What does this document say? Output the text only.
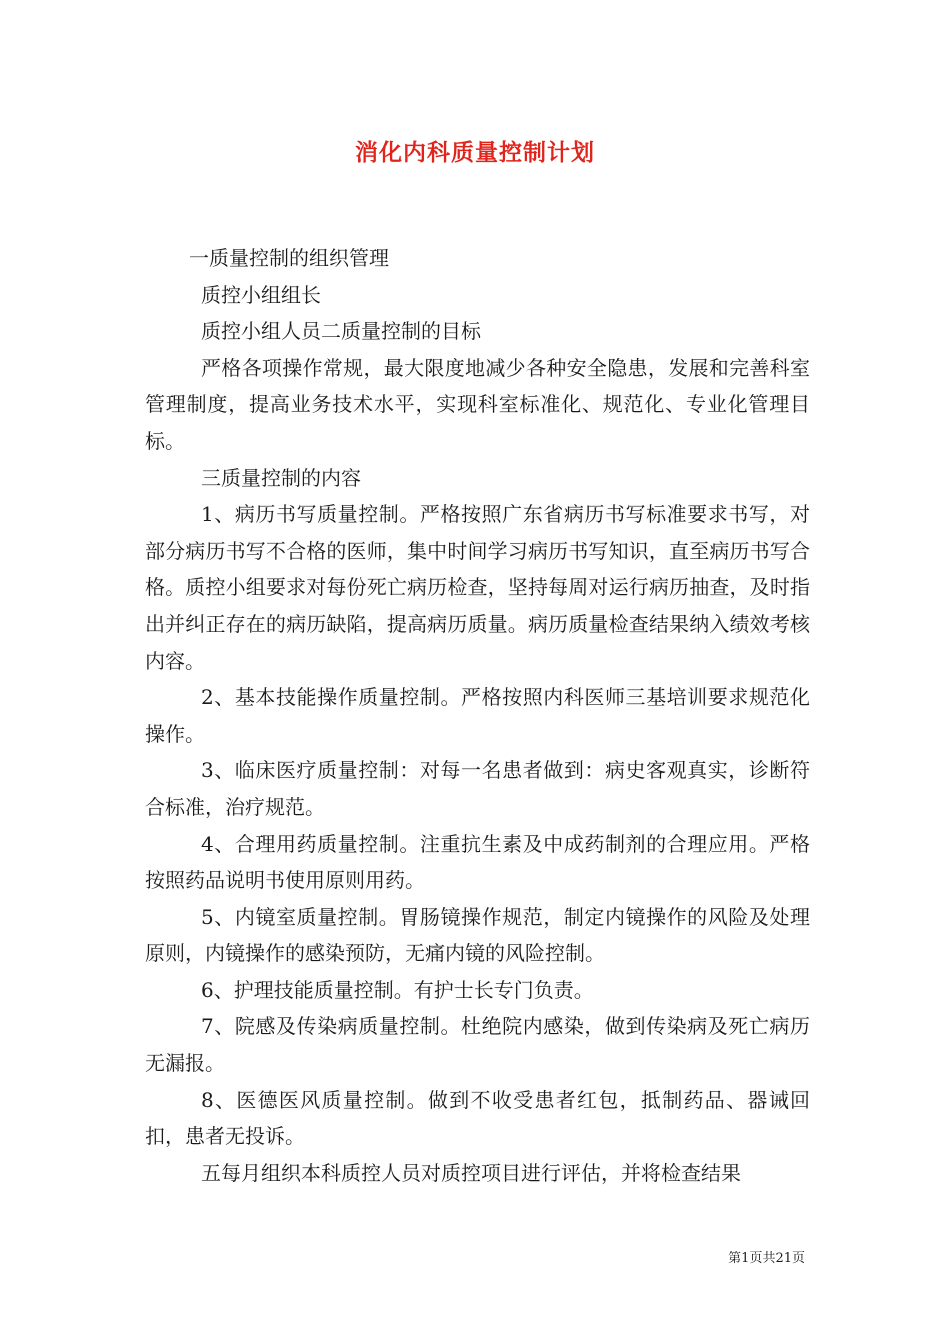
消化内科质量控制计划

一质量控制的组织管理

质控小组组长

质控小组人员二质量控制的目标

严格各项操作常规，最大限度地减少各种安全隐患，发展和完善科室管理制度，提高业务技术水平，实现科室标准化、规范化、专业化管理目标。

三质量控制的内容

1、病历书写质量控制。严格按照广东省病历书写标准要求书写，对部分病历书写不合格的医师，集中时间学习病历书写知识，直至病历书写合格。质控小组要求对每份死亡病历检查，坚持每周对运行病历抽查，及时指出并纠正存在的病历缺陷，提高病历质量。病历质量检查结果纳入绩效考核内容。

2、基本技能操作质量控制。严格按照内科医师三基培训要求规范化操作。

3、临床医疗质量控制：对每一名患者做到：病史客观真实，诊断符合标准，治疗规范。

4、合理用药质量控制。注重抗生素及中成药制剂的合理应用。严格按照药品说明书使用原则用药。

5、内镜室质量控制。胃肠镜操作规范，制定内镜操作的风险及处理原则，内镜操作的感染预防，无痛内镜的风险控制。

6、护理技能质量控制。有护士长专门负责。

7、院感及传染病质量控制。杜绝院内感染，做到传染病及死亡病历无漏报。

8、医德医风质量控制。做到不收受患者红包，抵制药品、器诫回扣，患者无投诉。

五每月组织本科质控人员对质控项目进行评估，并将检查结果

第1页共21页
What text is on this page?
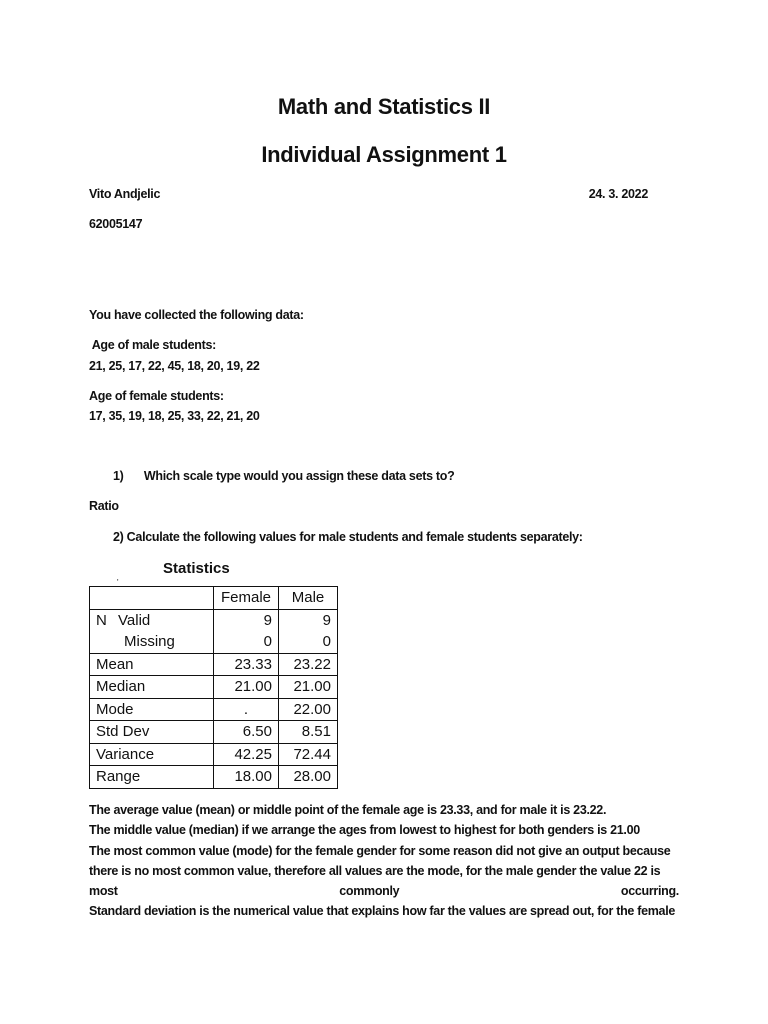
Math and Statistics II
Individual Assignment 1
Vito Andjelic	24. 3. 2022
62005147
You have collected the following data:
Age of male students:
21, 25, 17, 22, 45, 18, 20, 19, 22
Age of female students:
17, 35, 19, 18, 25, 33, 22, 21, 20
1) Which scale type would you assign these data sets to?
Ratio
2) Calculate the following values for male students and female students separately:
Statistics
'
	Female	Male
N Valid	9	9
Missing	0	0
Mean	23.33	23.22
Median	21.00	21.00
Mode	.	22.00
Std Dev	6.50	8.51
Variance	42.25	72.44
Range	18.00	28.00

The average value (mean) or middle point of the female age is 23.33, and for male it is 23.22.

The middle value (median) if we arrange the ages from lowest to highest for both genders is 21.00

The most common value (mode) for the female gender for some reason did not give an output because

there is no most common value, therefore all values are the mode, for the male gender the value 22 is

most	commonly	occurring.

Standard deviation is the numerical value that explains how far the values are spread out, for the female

...

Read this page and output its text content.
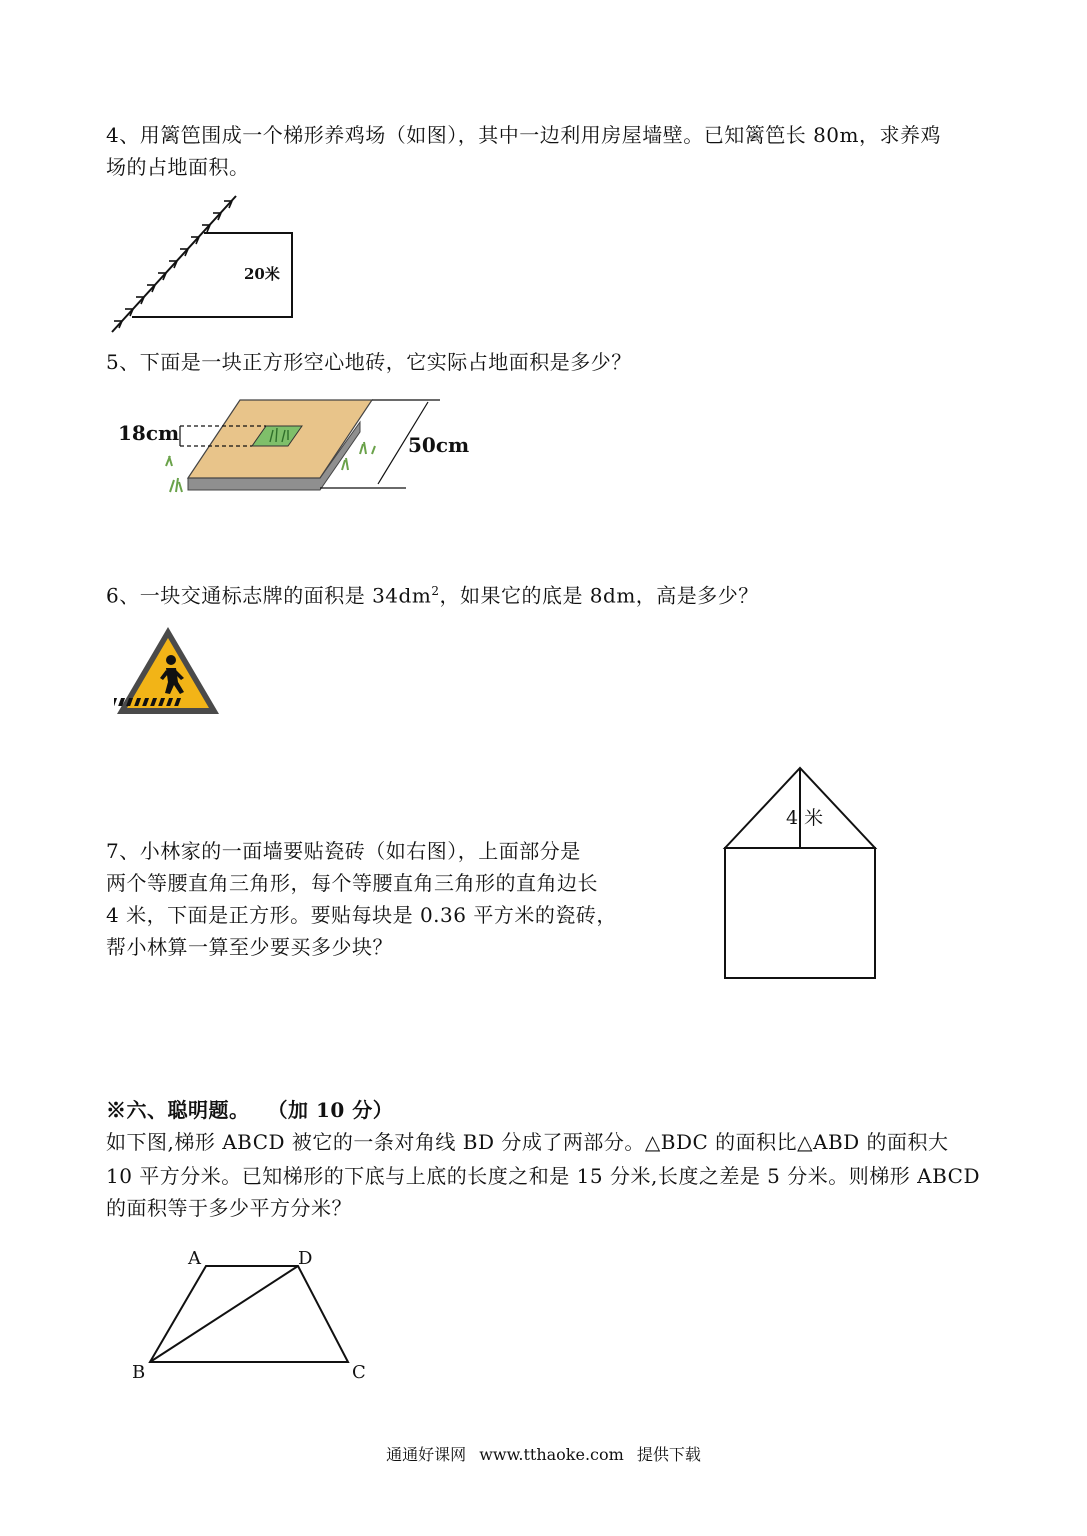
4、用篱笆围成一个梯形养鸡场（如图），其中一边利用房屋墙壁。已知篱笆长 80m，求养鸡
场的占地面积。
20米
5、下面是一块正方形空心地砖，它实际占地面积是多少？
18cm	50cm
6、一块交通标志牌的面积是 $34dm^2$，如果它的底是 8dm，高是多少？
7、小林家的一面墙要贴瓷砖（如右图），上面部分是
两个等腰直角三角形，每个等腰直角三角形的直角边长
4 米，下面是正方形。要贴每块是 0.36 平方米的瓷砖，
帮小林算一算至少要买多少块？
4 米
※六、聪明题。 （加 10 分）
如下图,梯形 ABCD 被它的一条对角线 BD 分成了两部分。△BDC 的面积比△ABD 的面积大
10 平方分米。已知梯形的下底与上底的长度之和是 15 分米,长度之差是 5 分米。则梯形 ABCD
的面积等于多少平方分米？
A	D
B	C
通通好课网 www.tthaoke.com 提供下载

---

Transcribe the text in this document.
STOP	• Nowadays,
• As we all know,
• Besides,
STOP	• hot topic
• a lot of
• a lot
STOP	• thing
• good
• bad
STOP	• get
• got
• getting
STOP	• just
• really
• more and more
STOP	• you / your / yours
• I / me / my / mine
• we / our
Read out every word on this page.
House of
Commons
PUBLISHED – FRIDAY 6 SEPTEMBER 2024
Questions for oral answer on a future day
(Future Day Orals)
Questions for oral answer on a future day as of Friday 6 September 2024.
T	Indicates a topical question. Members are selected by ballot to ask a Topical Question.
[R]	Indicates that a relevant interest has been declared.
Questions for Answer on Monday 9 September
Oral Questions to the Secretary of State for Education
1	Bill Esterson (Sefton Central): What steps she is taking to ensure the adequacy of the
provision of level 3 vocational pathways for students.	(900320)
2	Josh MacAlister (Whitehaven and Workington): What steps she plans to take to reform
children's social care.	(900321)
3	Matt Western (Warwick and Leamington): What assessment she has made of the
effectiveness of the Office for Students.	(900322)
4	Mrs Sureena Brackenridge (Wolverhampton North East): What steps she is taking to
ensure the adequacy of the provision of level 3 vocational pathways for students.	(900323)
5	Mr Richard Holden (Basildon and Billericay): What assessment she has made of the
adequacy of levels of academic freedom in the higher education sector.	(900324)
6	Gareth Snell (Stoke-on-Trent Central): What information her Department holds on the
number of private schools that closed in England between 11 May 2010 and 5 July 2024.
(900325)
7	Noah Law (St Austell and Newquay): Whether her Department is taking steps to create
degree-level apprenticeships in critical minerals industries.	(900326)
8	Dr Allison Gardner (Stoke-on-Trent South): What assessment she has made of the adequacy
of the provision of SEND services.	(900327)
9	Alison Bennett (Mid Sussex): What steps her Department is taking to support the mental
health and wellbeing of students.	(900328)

▶ **PROBLEM REQUIREMENTS**
Work out how many lines in the records above contain the word "values", and reply with that number alone.

▶ **RESULT OF THIS TASK**
3